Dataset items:

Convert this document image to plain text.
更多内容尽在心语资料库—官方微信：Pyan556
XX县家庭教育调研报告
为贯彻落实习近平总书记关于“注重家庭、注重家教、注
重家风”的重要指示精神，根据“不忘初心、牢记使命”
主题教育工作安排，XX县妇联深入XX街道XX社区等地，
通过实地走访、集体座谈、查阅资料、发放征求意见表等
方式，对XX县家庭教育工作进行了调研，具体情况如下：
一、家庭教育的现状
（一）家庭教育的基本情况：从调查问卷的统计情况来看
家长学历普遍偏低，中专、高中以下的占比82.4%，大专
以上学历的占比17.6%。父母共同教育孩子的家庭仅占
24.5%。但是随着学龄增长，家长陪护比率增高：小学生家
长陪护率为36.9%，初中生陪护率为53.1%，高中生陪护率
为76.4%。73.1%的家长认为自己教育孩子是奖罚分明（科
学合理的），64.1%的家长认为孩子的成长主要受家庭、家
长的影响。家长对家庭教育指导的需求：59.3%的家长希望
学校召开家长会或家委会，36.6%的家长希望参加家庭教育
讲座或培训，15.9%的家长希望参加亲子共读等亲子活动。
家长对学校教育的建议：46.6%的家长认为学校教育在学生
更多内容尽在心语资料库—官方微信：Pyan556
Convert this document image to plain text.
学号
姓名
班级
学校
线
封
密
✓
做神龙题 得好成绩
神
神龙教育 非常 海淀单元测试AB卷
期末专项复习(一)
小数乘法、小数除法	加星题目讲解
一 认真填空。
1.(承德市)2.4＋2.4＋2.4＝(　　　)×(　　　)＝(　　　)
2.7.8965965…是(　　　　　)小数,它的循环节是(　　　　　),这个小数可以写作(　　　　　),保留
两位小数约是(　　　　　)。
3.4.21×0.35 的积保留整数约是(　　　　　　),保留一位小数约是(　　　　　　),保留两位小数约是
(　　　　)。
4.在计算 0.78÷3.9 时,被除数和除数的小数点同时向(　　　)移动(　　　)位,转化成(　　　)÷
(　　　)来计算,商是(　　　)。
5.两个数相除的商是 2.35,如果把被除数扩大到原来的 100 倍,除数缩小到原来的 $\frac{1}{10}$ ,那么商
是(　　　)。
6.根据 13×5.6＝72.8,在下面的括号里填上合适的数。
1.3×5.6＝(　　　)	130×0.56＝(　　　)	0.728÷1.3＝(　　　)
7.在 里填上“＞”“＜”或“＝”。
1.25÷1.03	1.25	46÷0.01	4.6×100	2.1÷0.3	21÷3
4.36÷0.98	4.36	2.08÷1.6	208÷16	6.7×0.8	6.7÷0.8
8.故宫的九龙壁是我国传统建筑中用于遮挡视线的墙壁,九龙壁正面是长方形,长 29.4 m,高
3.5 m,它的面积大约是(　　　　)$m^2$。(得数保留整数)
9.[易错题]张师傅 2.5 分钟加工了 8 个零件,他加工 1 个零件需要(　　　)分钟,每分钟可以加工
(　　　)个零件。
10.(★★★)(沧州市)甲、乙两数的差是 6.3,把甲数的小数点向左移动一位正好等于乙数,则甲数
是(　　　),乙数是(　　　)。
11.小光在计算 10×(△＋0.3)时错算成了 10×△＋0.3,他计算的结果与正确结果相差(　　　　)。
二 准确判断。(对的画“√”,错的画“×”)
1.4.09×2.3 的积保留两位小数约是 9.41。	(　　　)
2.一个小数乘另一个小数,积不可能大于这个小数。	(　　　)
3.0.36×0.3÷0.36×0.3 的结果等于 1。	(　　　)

▶ What the task asks
Quote the data in full, keeping each word unchanged.

▶ Result of the task
Convert this document image to plain text.
更多内容尽在心语资料库—官方微信：Pyan556
XX县家庭教育调研报告
为贯彻落实习近平总书记关于“注重家庭、注重家教、注
重家风”的重要指示精神，根据“不忘初心、牢记使命”
主题教育工作安排，XX县妇联深入XX街道XX社区等地，
通过实地走访、集体座谈、查阅资料、发放征求意见表等
方式，对XX县家庭教育工作进行了调研，具体情况如下：
一、家庭教育的现状
（一）家庭教育的基本情况：从调查问卷的统计情况来看
家长学历普遍偏低，中专、高中以下的占比82.4%，大专
以上学历的占比17.6%。父母共同教育孩子的家庭仅占
24.5%。但是随着学龄增长，家长陪护比率增高：小学生家
长陪护率为36.9%，初中生陪护率为53.1%，高中生陪护率
为76.4%。73.1%的家长认为自己教育孩子是奖罚分明（科
学合理的），64.1%的家长认为孩子的成长主要受家庭、家
长的影响。家长对家庭教育指导的需求：59.3%的家长希望
学校召开家长会或家委会，36.6%的家长希望参加家庭教育
讲座或培训，15.9%的家长希望参加亲子共读等亲子活动。
家长对学校教育的建议：46.6%的家长认为学校教育在学生
更多内容尽在心语资料库—官方微信：Pyan556
Convert this document image to plain text.
学号
姓名
班级
学校
线
封
密
✓
做神龙题 得好成绩
神
神龙教育 非常 海淀单元测试AB卷
期末专项复习(一)
小数乘法、小数除法	加星题目讲解
一 认真填空。
1.(承德市)2.4＋2.4＋2.4＝(　　　)×(　　　)＝(　　　)
2.7.8965965…是(　　　　　)小数,它的循环节是(　　　　　),这个小数可以写作(　　　　　),保留
两位小数约是(　　　　　)。
3.4.21×0.35 的积保留整数约是(　　　　　　),保留一位小数约是(　　　　　　),保留两位小数约是
(　　　　)。
4.在计算 0.78÷3.9 时,被除数和除数的小数点同时向(　　　)移动(　　　)位,转化成(　　　)÷
(　　　)来计算,商是(　　　)。
5.两个数相除的商是 2.35,如果把被除数扩大到原来的 100 倍,除数缩小到原来的 $\frac{1}{10}$ ,那么商
是(　　　)。
6.根据 13×5.6＝72.8,在下面的括号里填上合适的数。
1.3×5.6＝(　　　)	130×0.56＝(　　　)	0.728÷1.3＝(　　　)
7.在 里填上“＞”“＜”或“＝”。
1.25÷1.03	1.25	46÷0.01	4.6×100	2.1÷0.3	21÷3
4.36÷0.98	4.36	2.08÷1.6	208÷16	6.7×0.8	6.7÷0.8
8.故宫的九龙壁是我国传统建筑中用于遮挡视线的墙壁,九龙壁正面是长方形,长 29.4 m,高
3.5 m,它的面积大约是(　　　　)$m^2$。(得数保留整数)
9.[易错题]张师傅 2.5 分钟加工了 8 个零件,他加工 1 个零件需要(　　　)分钟,每分钟可以加工
(　　　)个零件。
10.(★★★)(沧州市)甲、乙两数的差是 6.3,把甲数的小数点向左移动一位正好等于乙数,则甲数
是(　　　),乙数是(　　　)。
11.小光在计算 10×(△＋0.3)时错算成了 10×△＋0.3,他计算的结果与正确结果相差(　　　　)。
二 准确判断。(对的画“√”,错的画“×”)
1.4.09×2.3 的积保留两位小数约是 9.41。	(　　　)
2.一个小数乘另一个小数,积不可能大于这个小数。	(　　　)
3.0.36×0.3÷0.36×0.3 的结果等于 1。	(　　　)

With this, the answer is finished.